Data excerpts
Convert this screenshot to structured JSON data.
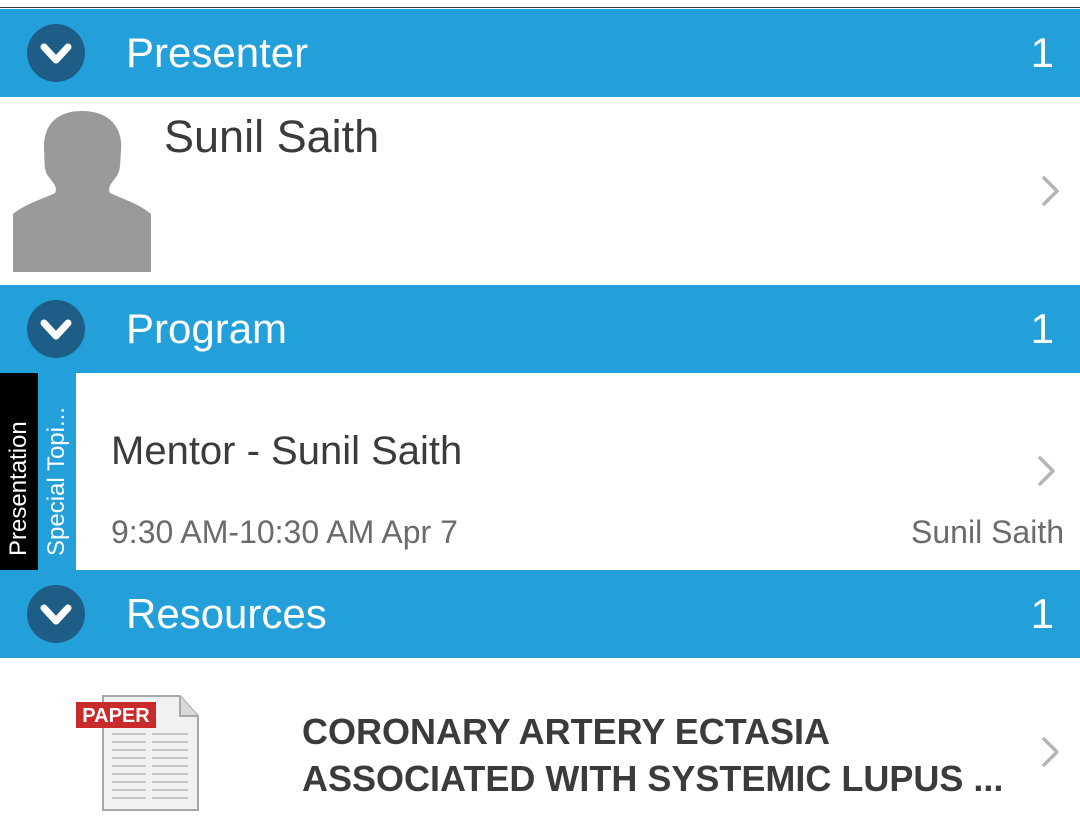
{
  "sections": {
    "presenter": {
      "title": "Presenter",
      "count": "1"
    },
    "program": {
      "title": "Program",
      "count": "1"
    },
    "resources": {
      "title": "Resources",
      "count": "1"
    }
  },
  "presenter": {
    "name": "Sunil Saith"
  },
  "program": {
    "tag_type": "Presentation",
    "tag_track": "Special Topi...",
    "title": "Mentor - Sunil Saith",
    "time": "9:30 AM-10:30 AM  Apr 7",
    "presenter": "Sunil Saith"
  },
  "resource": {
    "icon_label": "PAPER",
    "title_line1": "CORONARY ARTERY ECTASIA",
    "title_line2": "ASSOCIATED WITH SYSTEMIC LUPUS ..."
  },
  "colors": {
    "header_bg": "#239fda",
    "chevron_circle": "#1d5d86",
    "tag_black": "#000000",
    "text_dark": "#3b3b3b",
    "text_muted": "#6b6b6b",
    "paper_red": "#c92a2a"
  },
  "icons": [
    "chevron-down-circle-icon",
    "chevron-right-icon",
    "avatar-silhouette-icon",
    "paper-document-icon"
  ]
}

● **Given request**
Pull out and copy each line containing the string "Sunil".

● **Exercise response**
    "name": "Sunil Saith"
    "title": "Mentor - Sunil Saith",
    "presenter": "Sunil Saith"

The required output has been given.